__WHAT YOU HAVE TO DO__
Exclude the pictures, then repeat the remaining data exactly.

__DATA EXTRACT__
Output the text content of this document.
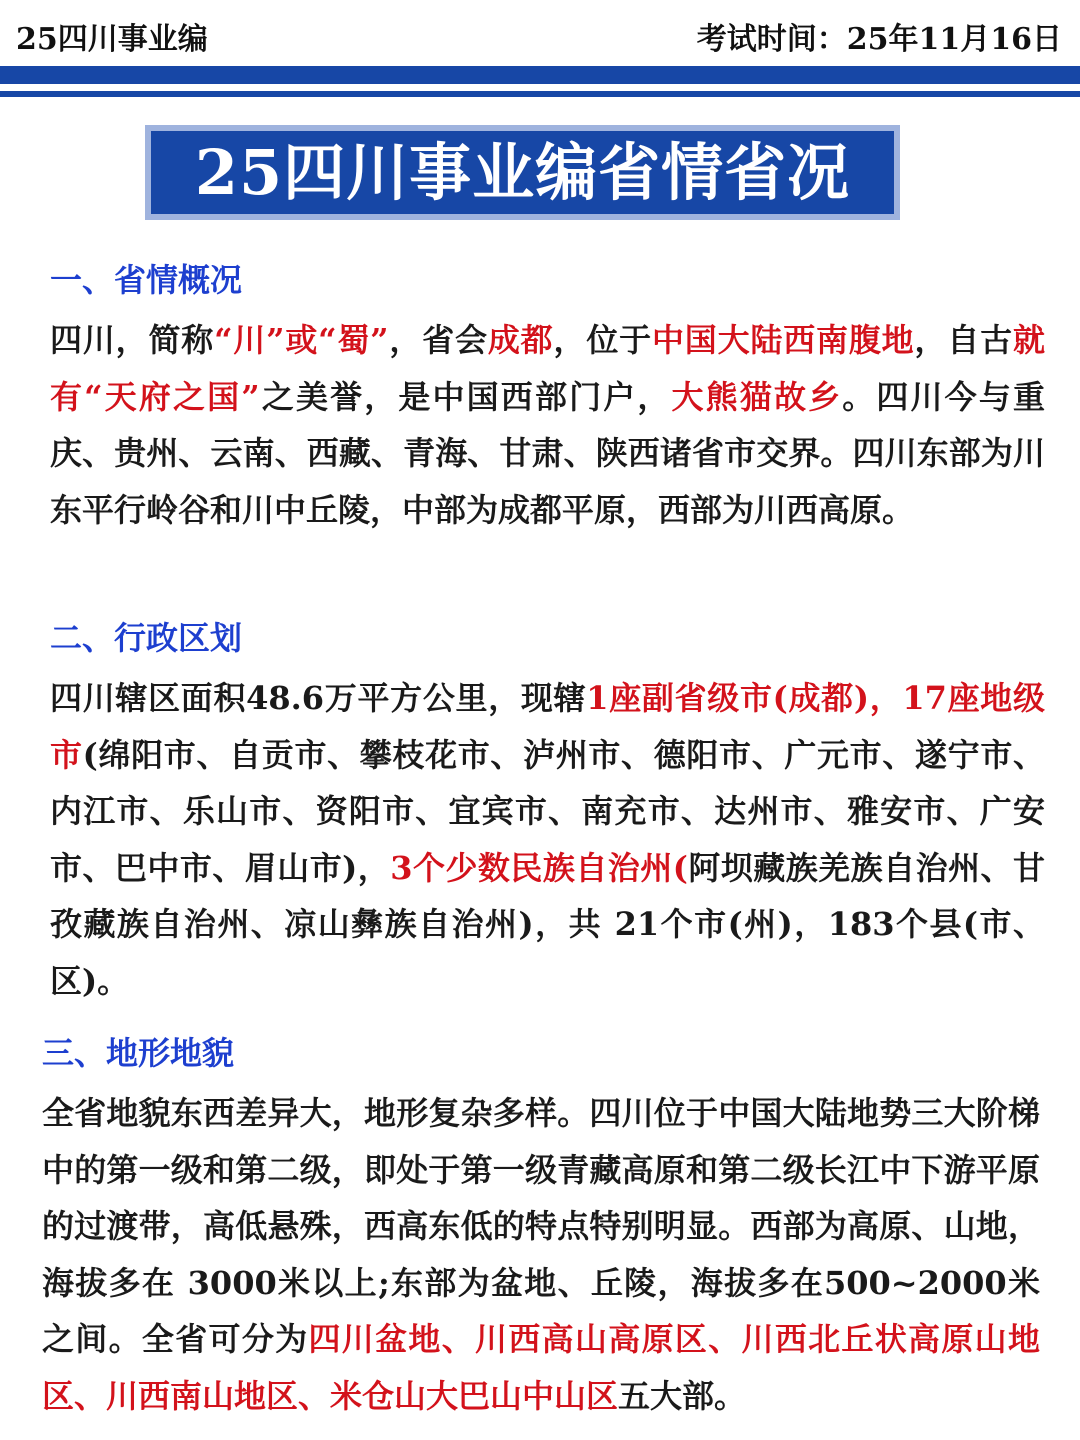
25四川事业编	考试时间：25年11月16日
25四川事业编省情省况
一、省情概况
四川，简称“川”或“蜀”，省会成都，位于中国大陆西南腹地，自古就有“天府之国”之美誉，是中国西部门户，大熊猫故乡。四川今与重庆、贵州、云南、西藏、青海、甘肃、陕西诸省市交界。四川东部为川东平行岭谷和川中丘陵，中部为成都平原，西部为川西高原。
二、行政区划
四川辖区面积48.6万平方公里，现辖1座副省级市(成都)，17座地级市(绵阳市、自贡市、攀枝花市、泸州市、德阳市、广元市、遂宁市、内江市、乐山市、资阳市、宜宾市、南充市、达州市、雅安市、广安市、巴中市、眉山市)，3个少数民族自治州(阿坝藏族羌族自治州、甘孜藏族自治州、凉山彝族自治州)，共 21个市(州)，183个县(市、区)。
三、地形地貌
全省地貌东西差异大，地形复杂多样。四川位于中国大陆地势三大阶梯中的第一级和第二级，即处于第一级青藏高原和第二级长江中下游平原的过渡带，高低悬殊，西高东低的特点特别明显。西部为高原、山地，海拔多在 3000米以上;东部为盆地、丘陵，海拔多在500~2000米之间。全省可分为四川盆地、川西高山高原区、川西北丘状高原山地区、川西南山地区、米仓山大巴山中山区五大部。
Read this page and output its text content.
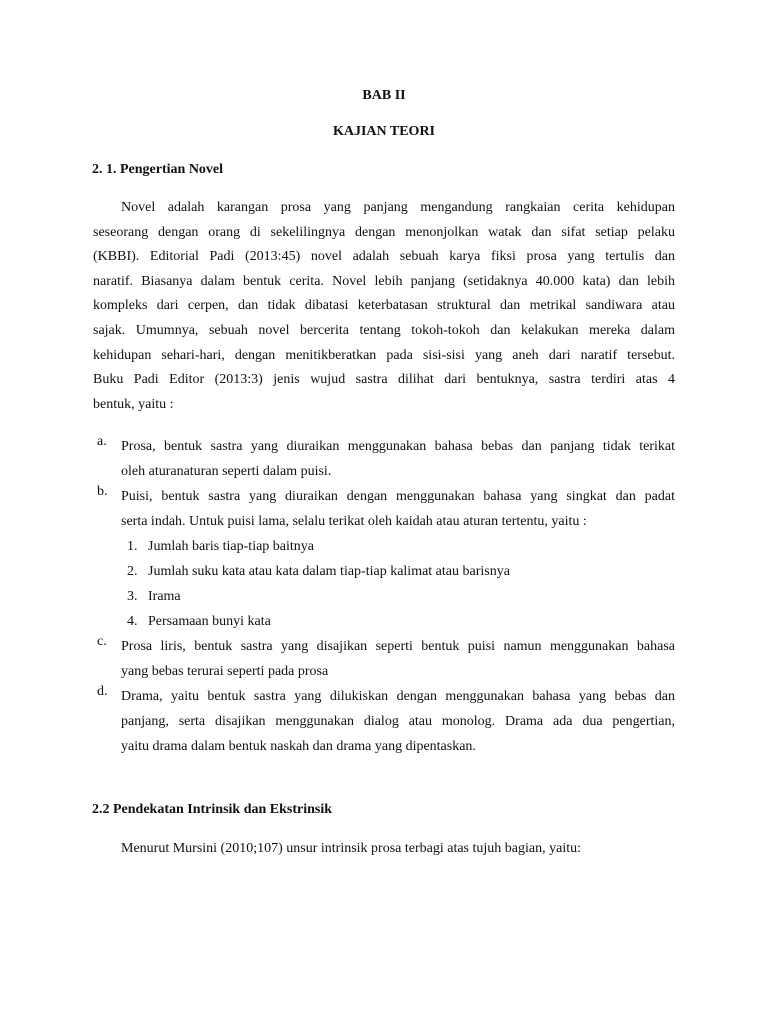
BAB II
KAJIAN TEORI
2. 1. Pengertian Novel
Novel adalah karangan prosa yang panjang mengandung rangkaian cerita kehidupan
seseorang dengan orang di sekelilingnya dengan menonjolkan watak dan sifat setiap pelaku
(KBBI). Editorial Padi (2013:45) novel adalah sebuah karya fiksi prosa yang tertulis dan
naratif. Biasanya dalam bentuk cerita. Novel lebih panjang (setidaknya 40.000 kata) dan lebih
kompleks dari cerpen, dan tidak dibatasi keterbatasan struktural dan metrikal sandiwara atau
sajak. Umumnya, sebuah novel bercerita tentang tokoh-tokoh dan kelakukan mereka dalam
kehidupan sehari-hari, dengan menitikberatkan pada sisi-sisi yang aneh dari naratif tersebut.
Buku Padi Editor (2013:3) jenis wujud sastra dilihat dari bentuknya, sastra terdiri atas 4
bentuk, yaitu :
a. Prosa, bentuk sastra yang diuraikan menggunakan bahasa bebas dan panjang tidak terikat
oleh aturanaturan seperti dalam puisi.
b. Puisi, bentuk sastra yang diuraikan dengan menggunakan bahasa yang singkat dan padat
serta indah. Untuk puisi lama, selalu terikat oleh kaidah atau aturan tertentu, yaitu :
1. Jumlah baris tiap-tiap baitnya
2. Jumlah suku kata atau kata dalam tiap-tiap kalimat atau barisnya
3. Irama
4. Persamaan bunyi kata
c. Prosa liris, bentuk sastra yang disajikan seperti bentuk puisi namun menggunakan bahasa
yang bebas terurai seperti pada prosa
d. Drama, yaitu bentuk sastra yang dilukiskan dengan menggunakan bahasa yang bebas dan
panjang, serta disajikan menggunakan dialog atau monolog. Drama ada dua pengertian,
yaitu drama dalam bentuk naskah dan drama yang dipentaskan.
2.2 Pendekatan Intrinsik dan Ekstrinsik
Menurut Mursini (2010;107) unsur intrinsik prosa terbagi atas tujuh bagian, yaitu:
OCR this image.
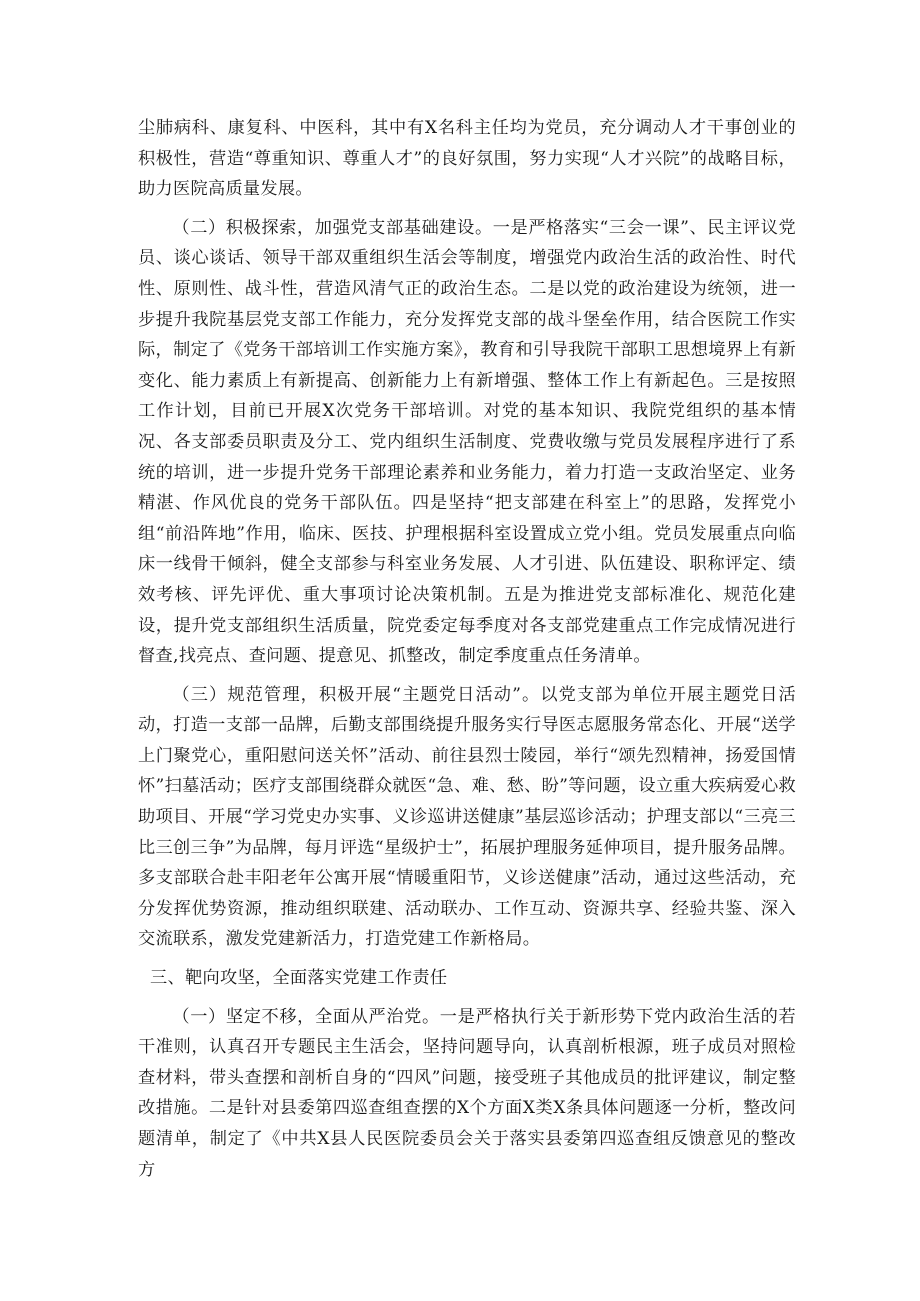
尘肺病科、康复科、中医科，其中有X名科主任均为党员，充分调动人才干事创业的积极性，营造“尊重知识、尊重人才”的良好氛围，努力实现“人才兴院”的战略目标，助力医院高质量发展。

（二）积极探索，加强党支部基础建设。一是严格落实“三会一课”、民主评议党员、谈心谈话、领导干部双重组织生活会等制度，增强党内政治生活的政治性、时代性、原则性、战斗性，营造风清气正的政治生态。二是以党的政治建设为统领，进一步提升我院基层党支部工作能力，充分发挥党支部的战斗堡垒作用，结合医院工作实际，制定了《党务干部培训工作实施方案》，教育和引导我院干部职工思想境界上有新变化、能力素质上有新提高、创新能力上有新增强、整体工作上有新起色。三是按照工作计划，目前已开展X次党务干部培训。对党的基本知识、我院党组织的基本情况、各支部委员职责及分工、党内组织生活制度、党费收缴与党员发展程序进行了系统的培训，进一步提升党务干部理论素养和业务能力，着力打造一支政治坚定、业务精湛、作风优良的党务干部队伍。四是坚持“把支部建在科室上”的思路，发挥党小组“前沿阵地”作用，临床、医技、护理根据科室设置成立党小组。党员发展重点向临床一线骨干倾斜，健全支部参与科室业务发展、人才引进、队伍建设、职称评定、绩效考核、评先评优、重大事项讨论决策机制。五是为推进党支部标准化、规范化建设，提升党支部组织生活质量，院党委定每季度对各支部党建重点工作完成情况进行督查,找亮点、查问题、提意见、抓整改，制定季度重点任务清单。

（三）规范管理，积极开展“主题党日活动”。以党支部为单位开展主题党日活动，打造一支部一品牌，后勤支部围绕提升服务实行导医志愿服务常态化、开展“送学上门聚党心，重阳慰问送关怀”活动、前往县烈士陵园，举行“颂先烈精神，扬爱国情怀”扫墓活动；医疗支部围绕群众就医“急、难、愁、盼”等问题，设立重大疾病爱心救助项目、开展“学习党史办实事、义诊巡讲送健康”基层巡诊活动；护理支部以“三亮三比三创三争”为品牌，每月评选“星级护士”，拓展护理服务延伸项目，提升服务品牌。多支部联合赴丰阳老年公寓开展“情暖重阳节，义诊送健康”活动，通过这些活动，充分发挥优势资源，推动组织联建、活动联办、工作互动、资源共享、经验共鉴、深入交流联系，激发党建新活力，打造党建工作新格局。

三、靶向攻坚，全面落实党建工作责任

（一）坚定不移，全面从严治党。一是严格执行关于新形势下党内政治生活的若干准则，认真召开专题民主生活会，坚持问题导向，认真剖析根源，班子成员对照检查材料，带头查摆和剖析自身的“四风”问题，接受班子其他成员的批评建议，制定整改措施。二是针对县委第四巡查组查摆的X个方面X类X条具体问题逐一分析，整改问题清单，制定了《中共X县人民医院委员会关于落实县委第四巡查组反馈意见的整改方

__SOLVED PROBLEM__
Output the text content of this document.
25四川事业编	考试时间：25年11月16日
25四川事业编省情省况
一、省情概况
四川，简称“川”或“蜀”，省会成都，位于中国大陆西南腹地，自古就有“天府之国”之美誉，是中国西部门户，大熊猫故乡。四川今与重庆、贵州、云南、西藏、青海、甘肃、陕西诸省市交界。四川东部为川东平行岭谷和川中丘陵，中部为成都平原，西部为川西高原。
二、行政区划
四川辖区面积48.6万平方公里，现辖1座副省级市(成都)，17座地级市(绵阳市、自贡市、攀枝花市、泸州市、德阳市、广元市、遂宁市、内江市、乐山市、资阳市、宜宾市、南充市、达州市、雅安市、广安市、巴中市、眉山市)，3个少数民族自治州(阿坝藏族羌族自治州、甘孜藏族自治州、凉山彝族自治州)，共 21个市(州)，183个县(市、区)。
三、地形地貌
全省地貌东西差异大，地形复杂多样。四川位于中国大陆地势三大阶梯中的第一级和第二级，即处于第一级青藏高原和第二级长江中下游平原的过渡带，高低悬殊，西高东低的特点特别明显。西部为高原、山地，海拔多在 3000米以上;东部为盆地、丘陵，海拔多在500~2000米之间。全省可分为四川盆地、川西高山高原区、川西北丘状高原山地区、川西南山地区、米仓山大巴山中山区五大部。
Read this page and output its text content.
BAB II
KAJIAN TEORI
2. 1. Pengertian Novel
Novel adalah karangan prosa yang panjang mengandung rangkaian cerita kehidupan
seseorang dengan orang di sekelilingnya dengan menonjolkan watak dan sifat setiap pelaku
(KBBI). Editorial Padi (2013:45) novel adalah sebuah karya fiksi prosa yang tertulis dan
naratif. Biasanya dalam bentuk cerita. Novel lebih panjang (setidaknya 40.000 kata) dan lebih
kompleks dari cerpen, dan tidak dibatasi keterbatasan struktural dan metrikal sandiwara atau
sajak. Umumnya, sebuah novel bercerita tentang tokoh-tokoh dan kelakukan mereka dalam
kehidupan sehari-hari, dengan menitikberatkan pada sisi-sisi yang aneh dari naratif tersebut.
Buku Padi Editor (2013:3) jenis wujud sastra dilihat dari bentuknya, sastra terdiri atas 4
bentuk, yaitu :
a. Prosa, bentuk sastra yang diuraikan menggunakan bahasa bebas dan panjang tidak terikat
oleh aturanaturan seperti dalam puisi.
b. Puisi, bentuk sastra yang diuraikan dengan menggunakan bahasa yang singkat dan padat
serta indah. Untuk puisi lama, selalu terikat oleh kaidah atau aturan tertentu, yaitu :
1. Jumlah baris tiap-tiap baitnya
2. Jumlah suku kata atau kata dalam tiap-tiap kalimat atau barisnya
3. Irama
4. Persamaan bunyi kata
c. Prosa liris, bentuk sastra yang disajikan seperti bentuk puisi namun menggunakan bahasa
yang bebas terurai seperti pada prosa
d. Drama, yaitu bentuk sastra yang dilukiskan dengan menggunakan bahasa yang bebas dan
panjang, serta disajikan menggunakan dialog atau monolog. Drama ada dua pengertian,
yaitu drama dalam bentuk naskah dan drama yang dipentaskan.
2.2 Pendekatan Intrinsik dan Ekstrinsik
Menurut Mursini (2010;107) unsur intrinsik prosa terbagi atas tujuh bagian, yaitu:
OCR this image.
尘肺病科、康复科、中医科，其中有X名科主任均为党员，充分调动人才干事创业的积极性，营造“尊重知识、尊重人才”的良好氛围，努力实现“人才兴院”的战略目标，助力医院高质量发展。

（二）积极探索，加强党支部基础建设。一是严格落实“三会一课”、民主评议党员、谈心谈话、领导干部双重组织生活会等制度，增强党内政治生活的政治性、时代性、原则性、战斗性，营造风清气正的政治生态。二是以党的政治建设为统领，进一步提升我院基层党支部工作能力，充分发挥党支部的战斗堡垒作用，结合医院工作实际，制定了《党务干部培训工作实施方案》，教育和引导我院干部职工思想境界上有新变化、能力素质上有新提高、创新能力上有新增强、整体工作上有新起色。三是按照工作计划，目前已开展X次党务干部培训。对党的基本知识、我院党组织的基本情况、各支部委员职责及分工、党内组织生活制度、党费收缴与党员发展程序进行了系统的培训，进一步提升党务干部理论素养和业务能力，着力打造一支政治坚定、业务精湛、作风优良的党务干部队伍。四是坚持“把支部建在科室上”的思路，发挥党小组“前沿阵地”作用，临床、医技、护理根据科室设置成立党小组。党员发展重点向临床一线骨干倾斜，健全支部参与科室业务发展、人才引进、队伍建设、职称评定、绩效考核、评先评优、重大事项讨论决策机制。五是为推进党支部标准化、规范化建设，提升党支部组织生活质量，院党委定每季度对各支部党建重点工作完成情况进行督查,找亮点、查问题、提意见、抓整改，制定季度重点任务清单。

（三）规范管理，积极开展“主题党日活动”。以党支部为单位开展主题党日活动，打造一支部一品牌，后勤支部围绕提升服务实行导医志愿服务常态化、开展“送学上门聚党心，重阳慰问送关怀”活动、前往县烈士陵园，举行“颂先烈精神，扬爱国情怀”扫墓活动；医疗支部围绕群众就医“急、难、愁、盼”等问题，设立重大疾病爱心救助项目、开展“学习党史办实事、义诊巡讲送健康”基层巡诊活动；护理支部以“三亮三比三创三争”为品牌，每月评选“星级护士”，拓展护理服务延伸项目，提升服务品牌。多支部联合赴丰阳老年公寓开展“情暖重阳节，义诊送健康”活动，通过这些活动，充分发挥优势资源，推动组织联建、活动联办、工作互动、资源共享、经验共鉴、深入交流联系，激发党建新活力，打造党建工作新格局。

三、靶向攻坚，全面落实党建工作责任

（一）坚定不移，全面从严治党。一是严格执行关于新形势下党内政治生活的若干准则，认真召开专题民主生活会，坚持问题导向，认真剖析根源，班子成员对照检查材料，带头查摆和剖析自身的“四风”问题，接受班子其他成员的批评建议，制定整改措施。二是针对县委第四巡查组查摆的X个方面X类X条具体问题逐一分析，整改问题清单，制定了《中共X县人民医院委员会关于落实县委第四巡查组反馈意见的整改方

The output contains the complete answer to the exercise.